======== Supplied data ========

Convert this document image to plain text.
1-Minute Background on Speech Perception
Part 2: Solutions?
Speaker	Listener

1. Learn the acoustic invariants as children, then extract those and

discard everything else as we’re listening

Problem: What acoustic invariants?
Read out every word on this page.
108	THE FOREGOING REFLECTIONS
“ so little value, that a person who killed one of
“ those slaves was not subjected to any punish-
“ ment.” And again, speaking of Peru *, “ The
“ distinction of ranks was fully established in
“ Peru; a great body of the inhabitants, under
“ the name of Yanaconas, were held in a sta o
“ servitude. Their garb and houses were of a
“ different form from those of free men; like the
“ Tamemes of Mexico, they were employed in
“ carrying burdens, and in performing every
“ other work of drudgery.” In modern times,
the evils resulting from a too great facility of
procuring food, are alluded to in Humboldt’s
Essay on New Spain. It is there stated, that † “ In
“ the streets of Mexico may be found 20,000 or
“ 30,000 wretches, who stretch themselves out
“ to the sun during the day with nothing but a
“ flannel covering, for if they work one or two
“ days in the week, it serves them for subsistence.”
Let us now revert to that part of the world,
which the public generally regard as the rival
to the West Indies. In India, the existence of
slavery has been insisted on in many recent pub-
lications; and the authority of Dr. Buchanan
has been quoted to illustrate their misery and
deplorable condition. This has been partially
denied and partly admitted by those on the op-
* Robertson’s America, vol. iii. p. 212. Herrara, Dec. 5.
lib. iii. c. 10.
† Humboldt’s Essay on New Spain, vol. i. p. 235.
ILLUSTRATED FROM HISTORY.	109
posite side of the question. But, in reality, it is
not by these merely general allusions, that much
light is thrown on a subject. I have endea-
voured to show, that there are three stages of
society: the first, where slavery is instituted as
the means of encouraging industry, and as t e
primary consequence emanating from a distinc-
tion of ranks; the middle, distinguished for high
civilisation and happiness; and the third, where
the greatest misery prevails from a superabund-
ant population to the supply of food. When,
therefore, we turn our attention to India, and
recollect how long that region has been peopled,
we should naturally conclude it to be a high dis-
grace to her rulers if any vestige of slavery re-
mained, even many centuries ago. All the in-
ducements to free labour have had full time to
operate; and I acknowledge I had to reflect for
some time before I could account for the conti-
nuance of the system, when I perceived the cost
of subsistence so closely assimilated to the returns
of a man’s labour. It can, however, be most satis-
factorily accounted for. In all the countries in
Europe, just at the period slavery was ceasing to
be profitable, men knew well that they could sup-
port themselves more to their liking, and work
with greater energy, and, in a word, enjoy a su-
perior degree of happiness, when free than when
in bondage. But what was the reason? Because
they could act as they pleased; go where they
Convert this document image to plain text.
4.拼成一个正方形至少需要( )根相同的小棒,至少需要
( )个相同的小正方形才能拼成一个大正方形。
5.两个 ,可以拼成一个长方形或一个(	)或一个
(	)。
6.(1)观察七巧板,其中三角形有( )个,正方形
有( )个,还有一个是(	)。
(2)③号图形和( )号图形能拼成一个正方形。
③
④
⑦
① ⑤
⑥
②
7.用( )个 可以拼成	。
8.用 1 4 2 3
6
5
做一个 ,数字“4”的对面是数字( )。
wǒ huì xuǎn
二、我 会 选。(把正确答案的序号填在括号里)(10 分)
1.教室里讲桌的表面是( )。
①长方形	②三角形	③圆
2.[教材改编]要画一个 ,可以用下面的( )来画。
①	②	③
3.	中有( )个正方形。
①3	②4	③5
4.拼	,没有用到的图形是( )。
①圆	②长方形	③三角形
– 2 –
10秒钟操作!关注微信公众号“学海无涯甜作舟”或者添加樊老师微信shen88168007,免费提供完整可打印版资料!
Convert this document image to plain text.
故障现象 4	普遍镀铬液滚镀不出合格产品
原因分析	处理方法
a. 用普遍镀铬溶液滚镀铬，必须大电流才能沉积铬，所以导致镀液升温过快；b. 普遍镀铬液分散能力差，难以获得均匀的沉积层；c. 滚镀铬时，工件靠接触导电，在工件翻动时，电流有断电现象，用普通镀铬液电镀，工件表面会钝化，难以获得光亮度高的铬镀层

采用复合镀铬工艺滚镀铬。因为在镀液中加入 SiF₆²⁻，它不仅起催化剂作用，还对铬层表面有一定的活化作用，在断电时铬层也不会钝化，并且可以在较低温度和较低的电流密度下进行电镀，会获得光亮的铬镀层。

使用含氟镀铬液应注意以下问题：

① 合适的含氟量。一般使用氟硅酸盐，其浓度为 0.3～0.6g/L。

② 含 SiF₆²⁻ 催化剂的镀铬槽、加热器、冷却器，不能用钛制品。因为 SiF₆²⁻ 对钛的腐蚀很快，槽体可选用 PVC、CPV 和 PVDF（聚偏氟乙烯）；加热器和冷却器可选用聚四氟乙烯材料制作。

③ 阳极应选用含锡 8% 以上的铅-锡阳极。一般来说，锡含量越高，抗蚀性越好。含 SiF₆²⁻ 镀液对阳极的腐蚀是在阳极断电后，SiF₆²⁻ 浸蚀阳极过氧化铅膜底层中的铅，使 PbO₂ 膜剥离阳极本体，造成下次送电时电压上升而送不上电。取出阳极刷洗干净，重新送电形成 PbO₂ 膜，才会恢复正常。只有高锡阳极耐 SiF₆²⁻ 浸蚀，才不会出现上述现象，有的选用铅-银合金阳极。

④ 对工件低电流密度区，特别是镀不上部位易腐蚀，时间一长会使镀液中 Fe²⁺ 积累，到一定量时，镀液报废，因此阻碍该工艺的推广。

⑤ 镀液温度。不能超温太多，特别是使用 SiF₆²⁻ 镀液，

========

Direction: Say how many lines of the data include the string "SiF₆²". Nothing other than the number should be given.

Task answer: 4